-- BEGIN --

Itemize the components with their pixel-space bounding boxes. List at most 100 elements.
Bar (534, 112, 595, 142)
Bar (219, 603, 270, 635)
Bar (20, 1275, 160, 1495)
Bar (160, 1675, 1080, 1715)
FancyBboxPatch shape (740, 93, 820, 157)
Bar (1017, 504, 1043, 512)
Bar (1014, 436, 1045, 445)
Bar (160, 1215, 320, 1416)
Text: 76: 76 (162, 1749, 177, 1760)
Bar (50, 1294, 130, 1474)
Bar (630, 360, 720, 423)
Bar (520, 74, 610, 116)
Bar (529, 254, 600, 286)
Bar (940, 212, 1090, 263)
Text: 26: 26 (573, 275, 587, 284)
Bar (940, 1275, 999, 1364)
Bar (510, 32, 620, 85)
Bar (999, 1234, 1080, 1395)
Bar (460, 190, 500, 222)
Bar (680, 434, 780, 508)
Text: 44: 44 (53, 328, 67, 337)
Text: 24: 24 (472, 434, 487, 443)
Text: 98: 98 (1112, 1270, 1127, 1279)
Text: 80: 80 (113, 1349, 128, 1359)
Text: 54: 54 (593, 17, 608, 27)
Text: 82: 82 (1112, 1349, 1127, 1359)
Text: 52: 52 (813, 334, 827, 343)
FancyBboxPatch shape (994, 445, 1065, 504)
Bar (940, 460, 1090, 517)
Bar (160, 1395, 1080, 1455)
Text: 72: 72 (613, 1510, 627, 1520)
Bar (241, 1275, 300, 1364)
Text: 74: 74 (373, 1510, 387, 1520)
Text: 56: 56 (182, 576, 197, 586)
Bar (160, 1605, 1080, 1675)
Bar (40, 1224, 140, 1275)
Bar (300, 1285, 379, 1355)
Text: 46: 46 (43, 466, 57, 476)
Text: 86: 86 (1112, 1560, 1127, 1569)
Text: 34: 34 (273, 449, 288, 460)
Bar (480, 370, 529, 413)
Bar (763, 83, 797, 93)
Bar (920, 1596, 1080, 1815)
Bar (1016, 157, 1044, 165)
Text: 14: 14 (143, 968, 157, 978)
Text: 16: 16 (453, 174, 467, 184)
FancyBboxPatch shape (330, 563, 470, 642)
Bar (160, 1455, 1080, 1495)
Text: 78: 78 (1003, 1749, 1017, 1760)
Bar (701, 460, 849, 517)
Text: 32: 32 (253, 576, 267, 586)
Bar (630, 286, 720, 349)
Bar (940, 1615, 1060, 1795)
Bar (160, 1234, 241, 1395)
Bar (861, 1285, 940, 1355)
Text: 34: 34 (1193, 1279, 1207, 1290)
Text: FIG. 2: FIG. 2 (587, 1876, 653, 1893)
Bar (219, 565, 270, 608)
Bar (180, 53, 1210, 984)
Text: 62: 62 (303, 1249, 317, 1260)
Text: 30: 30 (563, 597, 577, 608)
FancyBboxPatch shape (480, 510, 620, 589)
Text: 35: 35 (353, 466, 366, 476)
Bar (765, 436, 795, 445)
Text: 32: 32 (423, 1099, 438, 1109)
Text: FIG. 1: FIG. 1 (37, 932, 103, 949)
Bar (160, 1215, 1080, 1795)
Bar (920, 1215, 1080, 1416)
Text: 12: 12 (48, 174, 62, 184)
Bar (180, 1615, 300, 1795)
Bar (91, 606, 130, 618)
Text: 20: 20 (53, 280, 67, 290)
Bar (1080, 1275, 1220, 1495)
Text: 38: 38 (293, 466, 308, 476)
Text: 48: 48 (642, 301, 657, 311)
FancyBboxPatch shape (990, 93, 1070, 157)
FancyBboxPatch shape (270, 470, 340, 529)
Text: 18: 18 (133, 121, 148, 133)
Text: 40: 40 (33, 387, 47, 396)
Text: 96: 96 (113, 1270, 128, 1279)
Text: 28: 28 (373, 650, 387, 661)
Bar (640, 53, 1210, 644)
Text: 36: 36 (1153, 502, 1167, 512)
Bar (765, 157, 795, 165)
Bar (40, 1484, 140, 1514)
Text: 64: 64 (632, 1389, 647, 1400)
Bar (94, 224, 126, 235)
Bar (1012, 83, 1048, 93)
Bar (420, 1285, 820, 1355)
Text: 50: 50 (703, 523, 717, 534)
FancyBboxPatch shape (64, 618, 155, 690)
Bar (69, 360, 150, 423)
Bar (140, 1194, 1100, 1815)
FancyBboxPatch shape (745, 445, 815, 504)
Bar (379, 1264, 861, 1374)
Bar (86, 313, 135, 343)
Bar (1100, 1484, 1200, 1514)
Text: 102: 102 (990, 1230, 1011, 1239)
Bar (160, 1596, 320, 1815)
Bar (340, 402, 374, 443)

-- END --

**Written instruction**
Copy the part of the material that opens with its first line and closes with the line containing "Bar (160, 1215, 320, 1416)", including both of those lines, unchanged.

**Response to the exercise**
Itemize the components with their pixel-space bounding boxes. List at most 100 elements.
Bar (534, 112, 595, 142)
Bar (219, 603, 270, 635)
Bar (20, 1275, 160, 1495)
Bar (160, 1675, 1080, 1715)
FancyBboxPatch shape (740, 93, 820, 157)
Bar (1017, 504, 1043, 512)
Bar (1014, 436, 1045, 445)
Bar (160, 1215, 320, 1416)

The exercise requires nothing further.